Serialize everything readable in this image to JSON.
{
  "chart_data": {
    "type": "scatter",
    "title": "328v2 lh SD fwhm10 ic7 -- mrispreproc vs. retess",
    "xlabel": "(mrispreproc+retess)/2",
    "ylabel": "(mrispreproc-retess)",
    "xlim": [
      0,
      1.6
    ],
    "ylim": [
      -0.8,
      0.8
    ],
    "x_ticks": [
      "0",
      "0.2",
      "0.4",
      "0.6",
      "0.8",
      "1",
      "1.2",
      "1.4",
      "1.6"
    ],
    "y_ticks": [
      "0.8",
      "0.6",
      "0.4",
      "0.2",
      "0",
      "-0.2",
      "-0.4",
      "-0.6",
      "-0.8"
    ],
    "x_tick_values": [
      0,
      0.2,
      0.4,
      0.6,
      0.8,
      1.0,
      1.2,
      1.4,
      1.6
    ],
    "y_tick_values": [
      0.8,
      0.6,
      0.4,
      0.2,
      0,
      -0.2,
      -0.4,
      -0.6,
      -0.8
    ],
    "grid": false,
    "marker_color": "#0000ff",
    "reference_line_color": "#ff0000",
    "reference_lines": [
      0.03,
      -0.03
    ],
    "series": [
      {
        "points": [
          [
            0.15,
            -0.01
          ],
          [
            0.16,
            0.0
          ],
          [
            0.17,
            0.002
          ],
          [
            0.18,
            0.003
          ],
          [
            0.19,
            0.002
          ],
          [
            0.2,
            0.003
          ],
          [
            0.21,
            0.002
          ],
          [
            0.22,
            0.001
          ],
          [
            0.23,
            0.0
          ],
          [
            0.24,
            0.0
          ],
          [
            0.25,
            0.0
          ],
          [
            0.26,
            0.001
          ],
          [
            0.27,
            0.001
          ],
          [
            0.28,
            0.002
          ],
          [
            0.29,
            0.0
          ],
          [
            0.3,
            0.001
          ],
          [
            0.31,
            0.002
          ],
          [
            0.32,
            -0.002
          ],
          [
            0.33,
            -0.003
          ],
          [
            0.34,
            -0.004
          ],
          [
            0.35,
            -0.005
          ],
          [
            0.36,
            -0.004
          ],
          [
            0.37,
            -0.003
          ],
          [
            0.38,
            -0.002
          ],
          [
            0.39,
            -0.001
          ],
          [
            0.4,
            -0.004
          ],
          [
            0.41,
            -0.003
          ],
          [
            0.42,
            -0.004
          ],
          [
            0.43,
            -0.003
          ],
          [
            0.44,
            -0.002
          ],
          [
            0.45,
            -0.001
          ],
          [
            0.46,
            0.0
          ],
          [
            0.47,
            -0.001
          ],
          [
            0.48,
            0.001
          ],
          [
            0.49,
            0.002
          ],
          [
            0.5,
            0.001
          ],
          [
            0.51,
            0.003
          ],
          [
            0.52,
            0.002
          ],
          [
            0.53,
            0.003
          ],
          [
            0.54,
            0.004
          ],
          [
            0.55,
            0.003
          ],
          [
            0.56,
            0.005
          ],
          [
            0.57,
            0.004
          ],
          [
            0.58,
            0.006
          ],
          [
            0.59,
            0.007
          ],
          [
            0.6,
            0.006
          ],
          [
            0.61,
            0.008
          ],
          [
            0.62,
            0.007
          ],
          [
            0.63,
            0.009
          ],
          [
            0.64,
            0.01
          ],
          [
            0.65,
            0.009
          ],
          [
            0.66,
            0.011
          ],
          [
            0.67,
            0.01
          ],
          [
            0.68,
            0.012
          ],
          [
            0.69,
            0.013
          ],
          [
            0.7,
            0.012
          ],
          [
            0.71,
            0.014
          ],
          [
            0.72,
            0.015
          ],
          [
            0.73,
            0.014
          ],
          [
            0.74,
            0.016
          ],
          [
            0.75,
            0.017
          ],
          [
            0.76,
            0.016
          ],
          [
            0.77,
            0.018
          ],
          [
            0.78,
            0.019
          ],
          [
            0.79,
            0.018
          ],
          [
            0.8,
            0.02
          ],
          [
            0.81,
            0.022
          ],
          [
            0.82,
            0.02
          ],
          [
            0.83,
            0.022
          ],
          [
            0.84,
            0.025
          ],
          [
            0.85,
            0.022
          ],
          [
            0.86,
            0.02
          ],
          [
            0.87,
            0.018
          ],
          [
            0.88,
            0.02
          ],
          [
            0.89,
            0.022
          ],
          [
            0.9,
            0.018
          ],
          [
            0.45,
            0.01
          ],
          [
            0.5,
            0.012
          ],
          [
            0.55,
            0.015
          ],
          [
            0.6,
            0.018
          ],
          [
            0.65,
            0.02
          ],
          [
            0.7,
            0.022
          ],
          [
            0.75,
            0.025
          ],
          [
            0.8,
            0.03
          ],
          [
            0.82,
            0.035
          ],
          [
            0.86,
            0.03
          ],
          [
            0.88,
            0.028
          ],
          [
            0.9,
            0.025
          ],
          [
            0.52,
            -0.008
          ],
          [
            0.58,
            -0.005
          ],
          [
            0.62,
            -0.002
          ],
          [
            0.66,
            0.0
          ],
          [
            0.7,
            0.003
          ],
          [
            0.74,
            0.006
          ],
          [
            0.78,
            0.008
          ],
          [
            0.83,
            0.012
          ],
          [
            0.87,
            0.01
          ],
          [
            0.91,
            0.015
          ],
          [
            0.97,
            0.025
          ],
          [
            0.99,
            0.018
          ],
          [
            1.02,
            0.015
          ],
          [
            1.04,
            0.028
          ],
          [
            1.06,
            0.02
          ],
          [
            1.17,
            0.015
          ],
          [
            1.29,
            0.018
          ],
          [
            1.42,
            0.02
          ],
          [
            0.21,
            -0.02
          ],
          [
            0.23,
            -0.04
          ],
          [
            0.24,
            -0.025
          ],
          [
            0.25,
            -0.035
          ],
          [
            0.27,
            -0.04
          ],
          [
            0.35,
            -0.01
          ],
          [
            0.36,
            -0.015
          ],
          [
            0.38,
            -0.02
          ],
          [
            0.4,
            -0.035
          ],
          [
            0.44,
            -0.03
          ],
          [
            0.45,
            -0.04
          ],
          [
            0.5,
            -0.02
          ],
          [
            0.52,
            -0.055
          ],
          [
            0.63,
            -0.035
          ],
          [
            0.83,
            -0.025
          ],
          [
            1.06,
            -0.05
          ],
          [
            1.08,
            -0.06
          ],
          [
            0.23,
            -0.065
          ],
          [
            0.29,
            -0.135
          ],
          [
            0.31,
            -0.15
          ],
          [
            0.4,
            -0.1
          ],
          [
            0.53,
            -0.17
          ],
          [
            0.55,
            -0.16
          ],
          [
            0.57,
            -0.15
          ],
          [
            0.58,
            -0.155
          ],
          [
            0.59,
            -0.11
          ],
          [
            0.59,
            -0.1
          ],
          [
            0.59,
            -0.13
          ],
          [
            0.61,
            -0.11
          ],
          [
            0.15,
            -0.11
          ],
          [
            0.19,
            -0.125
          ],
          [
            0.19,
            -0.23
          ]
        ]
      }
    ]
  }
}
┄┄┄┄┄┄┄┄┄┄┄┄┄┄┄┄┄┄┄┄
— Problem details —
Collect the lines of the records that include the string "mrispreproc".

— Exercise answer —
    "title": "328v2 lh SD fwhm10 ic7 -- mrispreproc vs. retess",
    "xlabel": "(mrispreproc+retess)/2",
    "ylabel": "(mrispreproc-retess)",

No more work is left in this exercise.